TEXTE À LIRE:
────────────────────────────────────────
Cette année, le Carnaval de Strasbourg plonge la ville dans un univers de créatures mythiques. Le thème officiel de l’édition 2026, « Animaux fantastiques et légendaires », met en scène dragons, chimères, phénix et créatures marines à travers le récit de deux personnages, Louisa et Côme. Un cortège narratif, presque cinématographique, qui tranche avec les carnavals classiques et promet une cavalcade spectaculaire au cœur de la Grande-Île.
Les 28 et 29 mars, Strasbourg se transforme. Le Village du Carnaval ouvre ses portes place Gutenberg de 14h à 18h les deux jours, avec ateliers créatifs et animations pour petits et grands. Puis vient le clou du spectacle : la Grande Cavalcade du dimanche, qui s’élance à partir de 14h11 — l’heure « folle » rhénane — et déferle sur les rues de la ville jusqu’à 18h.
Un parcours de 2,1 km en plein cœur de Strasbourg
Le cortège prend son départ place de l’Étoile, traverse le Corbeau, longe la rue du Vieux-Marché-aux-Poissons, passe par la place Gutenberg et les Grandes Arcades, avant de se conclure en fanfare et batucada place Kléber. Soit environ 2,1 km de festivités, de confettis et de bonbons en plein centre de Strasbourg.
Sur ce parcours, une dizaine de groupes animent le défilé : Kolibri Kadanse (danse-percussions), Cheminots Rollers (fées en rollers), Percussionautes (loups-garous), Tropic Grouv, Cie Sans Visage (phénix), sans oublier la guggenmusik Le Bouc Bleu et ses cuivres déchaînés. Des nuages de bulles de savon complèteront l’ambiance pour les plus jeunes.
────────────────────────────────────────
ÉNONCÉ:
Rédigez la suite du texte sur le Carnaval de Strasbourg 2026, en reprenant juste après sa dernière phrase.

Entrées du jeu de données
────────────────────────────────────────
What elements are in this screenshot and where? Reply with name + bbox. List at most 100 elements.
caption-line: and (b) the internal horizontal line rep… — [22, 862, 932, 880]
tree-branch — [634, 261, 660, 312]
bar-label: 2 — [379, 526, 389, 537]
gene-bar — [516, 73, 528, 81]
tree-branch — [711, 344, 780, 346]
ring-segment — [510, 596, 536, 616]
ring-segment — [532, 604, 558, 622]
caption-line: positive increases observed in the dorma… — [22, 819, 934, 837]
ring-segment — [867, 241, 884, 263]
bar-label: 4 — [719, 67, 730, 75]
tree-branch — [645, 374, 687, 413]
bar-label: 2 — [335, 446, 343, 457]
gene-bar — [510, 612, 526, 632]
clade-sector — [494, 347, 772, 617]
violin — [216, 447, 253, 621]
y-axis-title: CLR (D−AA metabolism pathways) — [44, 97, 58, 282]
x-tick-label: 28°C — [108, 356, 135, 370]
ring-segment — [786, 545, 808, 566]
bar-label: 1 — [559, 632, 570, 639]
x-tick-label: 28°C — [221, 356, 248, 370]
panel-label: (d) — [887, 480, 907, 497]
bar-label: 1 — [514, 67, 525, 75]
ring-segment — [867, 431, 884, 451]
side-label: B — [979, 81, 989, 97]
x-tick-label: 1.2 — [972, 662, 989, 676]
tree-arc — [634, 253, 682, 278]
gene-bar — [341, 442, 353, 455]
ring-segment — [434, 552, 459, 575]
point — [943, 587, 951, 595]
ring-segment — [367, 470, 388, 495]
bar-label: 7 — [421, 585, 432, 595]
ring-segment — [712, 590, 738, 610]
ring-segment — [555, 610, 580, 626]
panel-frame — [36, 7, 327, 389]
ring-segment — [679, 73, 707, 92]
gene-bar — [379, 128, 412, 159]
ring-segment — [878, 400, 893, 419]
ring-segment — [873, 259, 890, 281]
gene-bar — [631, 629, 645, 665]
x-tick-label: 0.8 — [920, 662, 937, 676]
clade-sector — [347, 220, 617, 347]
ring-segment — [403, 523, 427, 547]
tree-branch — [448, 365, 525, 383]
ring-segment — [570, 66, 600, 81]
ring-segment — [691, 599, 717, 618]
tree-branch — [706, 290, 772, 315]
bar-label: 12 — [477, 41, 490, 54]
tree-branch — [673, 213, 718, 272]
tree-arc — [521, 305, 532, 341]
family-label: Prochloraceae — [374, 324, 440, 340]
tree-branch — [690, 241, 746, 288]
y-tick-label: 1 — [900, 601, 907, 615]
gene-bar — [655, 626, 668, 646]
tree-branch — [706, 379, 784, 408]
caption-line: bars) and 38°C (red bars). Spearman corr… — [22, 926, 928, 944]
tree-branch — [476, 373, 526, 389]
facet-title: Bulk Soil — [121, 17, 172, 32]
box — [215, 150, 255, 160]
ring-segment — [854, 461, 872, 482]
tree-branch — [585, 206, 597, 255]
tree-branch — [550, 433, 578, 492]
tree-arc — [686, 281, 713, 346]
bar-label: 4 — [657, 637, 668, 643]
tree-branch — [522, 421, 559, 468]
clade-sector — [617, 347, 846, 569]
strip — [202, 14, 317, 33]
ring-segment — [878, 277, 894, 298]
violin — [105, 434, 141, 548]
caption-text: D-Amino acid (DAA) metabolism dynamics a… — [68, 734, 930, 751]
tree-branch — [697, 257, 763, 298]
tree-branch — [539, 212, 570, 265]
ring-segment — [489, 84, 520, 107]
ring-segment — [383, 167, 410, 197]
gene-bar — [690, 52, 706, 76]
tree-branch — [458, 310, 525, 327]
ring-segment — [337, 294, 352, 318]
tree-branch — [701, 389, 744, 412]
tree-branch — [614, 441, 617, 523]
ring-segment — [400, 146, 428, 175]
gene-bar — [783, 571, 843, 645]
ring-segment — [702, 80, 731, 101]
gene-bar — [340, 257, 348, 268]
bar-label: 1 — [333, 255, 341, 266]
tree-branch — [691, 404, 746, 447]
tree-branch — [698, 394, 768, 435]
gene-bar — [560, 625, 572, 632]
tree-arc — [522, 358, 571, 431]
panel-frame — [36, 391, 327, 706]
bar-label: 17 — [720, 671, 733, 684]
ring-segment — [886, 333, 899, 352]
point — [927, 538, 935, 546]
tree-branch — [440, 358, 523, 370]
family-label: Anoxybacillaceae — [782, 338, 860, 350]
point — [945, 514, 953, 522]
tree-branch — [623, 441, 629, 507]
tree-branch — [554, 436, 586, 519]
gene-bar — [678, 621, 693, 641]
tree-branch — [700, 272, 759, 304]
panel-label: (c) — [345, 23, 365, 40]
────────────────────────────────────────
RÉSULTAT OBTENU:
Un carnaval ancré dans l’histoire tourmentée de Strasbourg
Le carnaval strasbourgeois n’est pas né d’hier. Ses racines plongent dans les rites médiévaux rhénans, ces pratiques populaires destinées à chasser l’hiver avec bruit et excès. Au fil des siècles et des alternances franco-allemandes, il a connu des hauts et des bas : relancé par les Allemands à la fin du XIXe siècle, supprimé en 1902 pour raisons culturelles, ressuscité en 1956 par le légendaire cabaret strasbourgeois Barabli avec son brûlage satirique du personnage Crocus Morus, populaire dans les années 70 autour des Wackes de la Krutenau, avant d’être interdit en 1978 après débordements.
Depuis les années 1990, le carnaval renaît sous une forme profondément différente : familiale, festive, non-commerciale. Pas de strass vénitien, pas de chars motorisés rutilants. Ici, les chars sont des « bidulos » actionnés à la main, les costumes évoquent sorcières (les fameux Waggis), monstres et smokings bariolés. L’esprit reste fidèle à la tradition rhénane : chasser le froid par le bruit, la couleur et la satire légère.

Infos pratiques pour profiter du carnaval sans galère
L’événement est entièrement gratuit et ouvert à tous. Pour s’y rendre sans encombre, mieux vaut opter pour les transports en commun : tram (arrêt Étoile / Bourse) ou bus, les parkings-relais étant également conseillés. Les vélos sont acceptés, sauf sur les pistes fermées le jour du défilé.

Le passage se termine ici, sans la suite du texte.